* start EXERCISE INPUTS *

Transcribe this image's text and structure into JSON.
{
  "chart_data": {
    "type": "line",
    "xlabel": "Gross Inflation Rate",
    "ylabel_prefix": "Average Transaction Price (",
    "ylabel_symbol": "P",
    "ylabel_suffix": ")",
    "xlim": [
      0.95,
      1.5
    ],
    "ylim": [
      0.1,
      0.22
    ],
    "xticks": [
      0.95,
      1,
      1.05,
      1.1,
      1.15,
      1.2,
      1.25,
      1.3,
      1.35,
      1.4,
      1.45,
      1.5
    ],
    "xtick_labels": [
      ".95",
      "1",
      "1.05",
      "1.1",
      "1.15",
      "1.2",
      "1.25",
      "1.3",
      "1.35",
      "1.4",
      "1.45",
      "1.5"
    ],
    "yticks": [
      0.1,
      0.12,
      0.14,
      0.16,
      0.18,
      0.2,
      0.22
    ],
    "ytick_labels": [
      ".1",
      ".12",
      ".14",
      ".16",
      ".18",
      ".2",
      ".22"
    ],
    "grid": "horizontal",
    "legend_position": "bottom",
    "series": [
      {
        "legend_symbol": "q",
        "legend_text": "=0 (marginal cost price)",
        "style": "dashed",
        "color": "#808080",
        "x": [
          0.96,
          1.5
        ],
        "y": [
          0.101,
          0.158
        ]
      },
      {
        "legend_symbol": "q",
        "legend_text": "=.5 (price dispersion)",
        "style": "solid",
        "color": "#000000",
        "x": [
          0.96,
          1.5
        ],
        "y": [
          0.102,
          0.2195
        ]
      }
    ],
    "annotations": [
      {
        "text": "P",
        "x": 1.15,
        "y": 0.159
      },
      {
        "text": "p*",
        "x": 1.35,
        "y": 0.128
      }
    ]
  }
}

* end EXERCISE INPUTS *

YOUR GOAL
Each line must be given again exactly as written above.

FINISHED EXERCISE
Transcribe this image's text and structure into JSON.
{
  "chart_data": {
    "type": "line",
    "xlabel": "Gross Inflation Rate",
    "ylabel_prefix": "Average Transaction Price (",
    "ylabel_symbol": "P",
    "ylabel_suffix": ")",
    "xlim": [
      0.95,
      1.5
    ],
    "ylim": [
      0.1,
      0.22
    ],
    "xticks": [
      0.95,
      1,
      1.05,
      1.1,
      1.15,
      1.2,
      1.25,
      1.3,
      1.35,
      1.4,
      1.45,
      1.5
    ],
    "xtick_labels": [
      ".95",
      "1",
      "1.05",
      "1.1",
      "1.15",
      "1.2",
      "1.25",
      "1.3",
      "1.35",
      "1.4",
      "1.45",
      "1.5"
    ],
    "yticks": [
      0.1,
      0.12,
      0.14,
      0.16,
      0.18,
      0.2,
      0.22
    ],
    "ytick_labels": [
      ".1",
      ".12",
      ".14",
      ".16",
      ".18",
      ".2",
      ".22"
    ],
    "grid": "horizontal",
    "legend_position": "bottom",
    "series": [
      {
        "legend_symbol": "q",
        "legend_text": "=0 (marginal cost price)",
        "style": "dashed",
        "color": "#808080",
        "x": [
          0.96,
          1.5
        ],
        "y": [
          0.101,
          0.158
        ]
      },
      {
        "legend_symbol": "q",
        "legend_text": "=.5 (price dispersion)",
        "style": "solid",
        "color": "#000000",
        "x": [
          0.96,
          1.5
        ],
        "y": [
          0.102,
          0.2195
        ]
      }
    ],
    "annotations": [
      {
        "text": "P",
        "x": 1.15,
        "y": 0.159
      },
      {
        "text": "p*",
        "x": 1.35,
        "y": 0.128
      }
    ]
  }
}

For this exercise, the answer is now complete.